» PROMPT
Translate this sentence from the passage on triple neurectomy into Spanish: "The iliohypogastric nerve is the most vulnerable to injury due to the inability to visualize it during the hernia repair."

Triple neurectomy has become a promising surgical technique for chronic inguinal neuropathic pain after inguinal hernia repair. It involves ligation of the ilioinguinal, iliohypogastric, and genitofemoral nerve. The incision is made through the previous hernia repair, and the external oblique aponeurosis is divided. First, the ilioinguinal nerve is identified between the lateral border of the prosthetic mesh and the anterior superior iliac spine. It may easily be hidden if attached to the inguinal ligament, upper external oblique aponeurosis, within the fat-filled grooves of the internal oblique muscle, or simply under the retractor. The nerve is sharply transected, and the proximal end is buried within the internal oblique muscle to prevent future scarring. Next, the iliohypogastric is identified between the external and internal oblique aponeurosis. The intramuscular segment is followed lateral to the internal ring and divided proximal to the surgical field of the original hernia repair. The iliohypogastric nerve is the most vulnerable to injury due to the inability to visualize it during the hernia repair. The inguinal segment of the genital branch of the genitofemoral nerve can be identified by entering the internal ring through its inferior crus. After transection, the proximal ligated cut end is allowed to retract into the preperitoneal space [13]. In a study of 415 patients, 85 % had complete resolution of pain, with the remaining 15 % having significant improvement of pain after the triple neurectomy performed [14]. Other studies, although smaller, show success rates of this procedure of 80–95 %. Triple neurectomy appears to be a very effective treatment for chronic neuropathic pain after inguinal hernia repair, although this procedure can be quite technically challenging (Fig. 15.3) [14].

Fig. 15.3.
figure 3

Injuries to the IM segment of the iliohypogastric nerve, left groin, after inguinal hernia repair. (a). Nerve entrapped during a tissue repair. (b). Nerve sutured to mesh plug. (c). Nerve trapped by staple (arrow) adherent to upper edge of mesh patch held within forceps (Lichtenstein repair). PT, pubic tubercle (from Amid and Hiatt [14]).

Items excerpted from a collection
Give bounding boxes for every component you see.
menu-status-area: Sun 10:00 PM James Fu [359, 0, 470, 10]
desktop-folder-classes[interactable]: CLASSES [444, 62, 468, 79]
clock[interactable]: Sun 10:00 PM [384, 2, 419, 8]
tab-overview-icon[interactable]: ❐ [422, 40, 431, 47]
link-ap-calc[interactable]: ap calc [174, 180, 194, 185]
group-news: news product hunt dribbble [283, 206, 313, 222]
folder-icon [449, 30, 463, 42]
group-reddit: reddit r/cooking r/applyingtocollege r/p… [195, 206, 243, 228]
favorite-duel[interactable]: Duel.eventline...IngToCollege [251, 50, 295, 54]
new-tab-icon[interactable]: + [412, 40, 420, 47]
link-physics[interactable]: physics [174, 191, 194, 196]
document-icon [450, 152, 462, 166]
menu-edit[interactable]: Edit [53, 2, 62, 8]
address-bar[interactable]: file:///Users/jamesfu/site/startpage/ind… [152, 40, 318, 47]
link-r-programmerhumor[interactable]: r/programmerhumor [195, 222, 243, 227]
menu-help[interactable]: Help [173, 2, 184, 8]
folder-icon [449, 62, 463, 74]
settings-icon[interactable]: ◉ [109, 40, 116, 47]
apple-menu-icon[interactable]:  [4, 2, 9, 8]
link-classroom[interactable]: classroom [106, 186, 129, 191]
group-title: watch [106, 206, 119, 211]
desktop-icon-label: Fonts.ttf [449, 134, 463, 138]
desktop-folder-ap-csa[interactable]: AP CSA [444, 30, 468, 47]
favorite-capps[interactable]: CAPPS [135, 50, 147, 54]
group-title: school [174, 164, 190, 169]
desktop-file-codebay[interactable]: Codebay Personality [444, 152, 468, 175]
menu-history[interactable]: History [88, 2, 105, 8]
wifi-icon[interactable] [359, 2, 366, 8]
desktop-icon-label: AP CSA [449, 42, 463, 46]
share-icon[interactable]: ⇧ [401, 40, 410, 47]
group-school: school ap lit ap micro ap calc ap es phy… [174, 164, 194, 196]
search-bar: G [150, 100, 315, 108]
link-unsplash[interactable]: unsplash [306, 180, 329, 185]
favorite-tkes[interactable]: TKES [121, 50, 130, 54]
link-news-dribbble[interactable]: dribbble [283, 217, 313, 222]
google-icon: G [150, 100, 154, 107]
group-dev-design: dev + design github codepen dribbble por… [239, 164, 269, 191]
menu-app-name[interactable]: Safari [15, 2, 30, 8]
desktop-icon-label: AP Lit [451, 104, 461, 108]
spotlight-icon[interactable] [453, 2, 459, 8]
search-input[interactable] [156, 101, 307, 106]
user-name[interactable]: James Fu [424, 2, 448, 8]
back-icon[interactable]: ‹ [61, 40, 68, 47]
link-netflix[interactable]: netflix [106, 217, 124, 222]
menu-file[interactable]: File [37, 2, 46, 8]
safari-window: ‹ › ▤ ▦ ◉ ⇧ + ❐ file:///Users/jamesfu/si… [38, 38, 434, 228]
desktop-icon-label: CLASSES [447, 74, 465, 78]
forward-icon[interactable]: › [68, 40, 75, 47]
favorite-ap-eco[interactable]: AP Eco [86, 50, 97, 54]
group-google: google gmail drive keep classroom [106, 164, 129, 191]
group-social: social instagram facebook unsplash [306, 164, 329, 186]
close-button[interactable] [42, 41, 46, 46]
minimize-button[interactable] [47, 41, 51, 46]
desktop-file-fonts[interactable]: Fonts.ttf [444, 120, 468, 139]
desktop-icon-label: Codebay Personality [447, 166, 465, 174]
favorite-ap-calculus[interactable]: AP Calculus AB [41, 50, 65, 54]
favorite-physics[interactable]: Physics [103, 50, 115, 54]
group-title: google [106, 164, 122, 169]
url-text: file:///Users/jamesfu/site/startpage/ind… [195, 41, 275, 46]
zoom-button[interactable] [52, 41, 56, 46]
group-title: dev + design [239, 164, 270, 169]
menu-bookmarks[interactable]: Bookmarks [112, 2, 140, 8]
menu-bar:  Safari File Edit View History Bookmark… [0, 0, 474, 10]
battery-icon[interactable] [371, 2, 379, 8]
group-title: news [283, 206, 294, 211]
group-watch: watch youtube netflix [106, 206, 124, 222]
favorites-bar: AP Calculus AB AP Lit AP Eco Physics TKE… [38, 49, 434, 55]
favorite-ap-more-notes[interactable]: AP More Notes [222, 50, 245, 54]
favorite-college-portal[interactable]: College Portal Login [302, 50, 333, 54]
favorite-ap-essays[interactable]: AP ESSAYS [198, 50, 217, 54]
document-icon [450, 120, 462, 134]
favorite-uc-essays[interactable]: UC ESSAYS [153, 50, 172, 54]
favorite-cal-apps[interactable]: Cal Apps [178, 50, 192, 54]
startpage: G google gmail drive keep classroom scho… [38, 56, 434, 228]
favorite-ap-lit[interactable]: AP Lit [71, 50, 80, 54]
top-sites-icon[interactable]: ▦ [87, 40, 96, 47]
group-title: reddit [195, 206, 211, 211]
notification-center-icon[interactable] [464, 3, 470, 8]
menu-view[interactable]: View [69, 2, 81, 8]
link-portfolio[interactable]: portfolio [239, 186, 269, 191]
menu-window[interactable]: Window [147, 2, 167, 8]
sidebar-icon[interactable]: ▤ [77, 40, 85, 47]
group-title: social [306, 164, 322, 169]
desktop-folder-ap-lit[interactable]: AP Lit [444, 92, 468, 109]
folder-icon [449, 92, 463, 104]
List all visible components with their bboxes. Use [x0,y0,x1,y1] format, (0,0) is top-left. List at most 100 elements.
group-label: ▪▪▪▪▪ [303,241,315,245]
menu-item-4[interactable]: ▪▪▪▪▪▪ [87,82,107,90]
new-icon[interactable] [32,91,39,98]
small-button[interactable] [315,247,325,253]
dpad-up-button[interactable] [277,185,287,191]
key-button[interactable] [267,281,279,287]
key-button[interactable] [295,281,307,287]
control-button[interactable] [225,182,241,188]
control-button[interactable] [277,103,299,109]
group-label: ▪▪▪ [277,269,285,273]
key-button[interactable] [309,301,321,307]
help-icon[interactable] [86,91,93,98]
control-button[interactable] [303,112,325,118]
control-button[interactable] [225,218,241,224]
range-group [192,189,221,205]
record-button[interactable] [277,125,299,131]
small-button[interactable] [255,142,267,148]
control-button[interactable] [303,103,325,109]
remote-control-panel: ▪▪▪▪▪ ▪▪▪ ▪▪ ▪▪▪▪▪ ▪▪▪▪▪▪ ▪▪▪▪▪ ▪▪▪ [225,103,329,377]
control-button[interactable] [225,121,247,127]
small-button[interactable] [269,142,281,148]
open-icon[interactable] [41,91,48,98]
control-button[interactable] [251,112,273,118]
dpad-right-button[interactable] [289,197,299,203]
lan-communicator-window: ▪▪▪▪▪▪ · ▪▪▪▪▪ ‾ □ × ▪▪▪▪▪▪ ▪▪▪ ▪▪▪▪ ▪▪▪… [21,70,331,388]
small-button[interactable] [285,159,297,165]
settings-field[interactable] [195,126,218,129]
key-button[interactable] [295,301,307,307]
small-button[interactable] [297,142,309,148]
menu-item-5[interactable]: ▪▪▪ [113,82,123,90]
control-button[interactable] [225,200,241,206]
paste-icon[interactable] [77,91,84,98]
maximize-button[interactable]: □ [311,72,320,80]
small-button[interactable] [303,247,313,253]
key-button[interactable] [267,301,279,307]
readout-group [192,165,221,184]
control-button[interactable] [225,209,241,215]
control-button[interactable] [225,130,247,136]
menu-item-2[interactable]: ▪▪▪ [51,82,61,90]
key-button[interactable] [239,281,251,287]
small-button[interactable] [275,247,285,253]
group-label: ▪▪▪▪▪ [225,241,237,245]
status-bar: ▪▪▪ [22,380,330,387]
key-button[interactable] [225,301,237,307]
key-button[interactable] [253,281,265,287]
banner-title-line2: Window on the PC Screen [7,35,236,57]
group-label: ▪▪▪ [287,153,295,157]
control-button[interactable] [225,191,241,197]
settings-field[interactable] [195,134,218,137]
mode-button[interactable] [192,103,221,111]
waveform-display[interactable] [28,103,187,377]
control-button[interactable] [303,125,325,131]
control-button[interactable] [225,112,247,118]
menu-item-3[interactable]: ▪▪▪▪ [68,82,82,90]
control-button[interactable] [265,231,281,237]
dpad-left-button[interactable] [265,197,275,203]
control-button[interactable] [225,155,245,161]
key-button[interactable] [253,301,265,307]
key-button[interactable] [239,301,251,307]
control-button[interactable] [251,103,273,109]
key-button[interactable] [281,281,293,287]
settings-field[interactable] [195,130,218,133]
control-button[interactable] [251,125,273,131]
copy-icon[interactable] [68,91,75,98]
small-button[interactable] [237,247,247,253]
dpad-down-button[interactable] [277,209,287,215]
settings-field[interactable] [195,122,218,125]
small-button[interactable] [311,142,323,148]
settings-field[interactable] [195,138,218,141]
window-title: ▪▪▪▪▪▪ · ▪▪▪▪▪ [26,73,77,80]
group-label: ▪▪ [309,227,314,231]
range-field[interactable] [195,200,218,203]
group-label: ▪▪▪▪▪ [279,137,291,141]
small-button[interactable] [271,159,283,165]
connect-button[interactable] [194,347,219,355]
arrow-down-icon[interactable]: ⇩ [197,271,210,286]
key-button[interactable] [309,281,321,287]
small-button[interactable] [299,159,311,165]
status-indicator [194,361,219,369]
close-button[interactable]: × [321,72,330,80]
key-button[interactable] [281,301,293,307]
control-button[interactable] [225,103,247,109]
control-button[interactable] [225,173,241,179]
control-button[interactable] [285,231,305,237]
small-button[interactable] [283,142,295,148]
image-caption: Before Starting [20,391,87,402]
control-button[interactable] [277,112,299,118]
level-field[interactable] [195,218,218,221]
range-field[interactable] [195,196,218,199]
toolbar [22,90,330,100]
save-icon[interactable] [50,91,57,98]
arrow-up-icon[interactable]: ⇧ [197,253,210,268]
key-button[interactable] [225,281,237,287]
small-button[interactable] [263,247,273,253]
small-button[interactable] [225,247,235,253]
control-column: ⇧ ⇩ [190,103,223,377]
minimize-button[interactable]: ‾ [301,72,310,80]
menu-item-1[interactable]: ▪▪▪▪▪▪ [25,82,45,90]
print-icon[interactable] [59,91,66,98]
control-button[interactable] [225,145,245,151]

» RESULT
El nervio iliohipogástrico es el más vulnerable a las lesiones debido a la imposibilidad de visualizarlo durante la reparación de la hernia.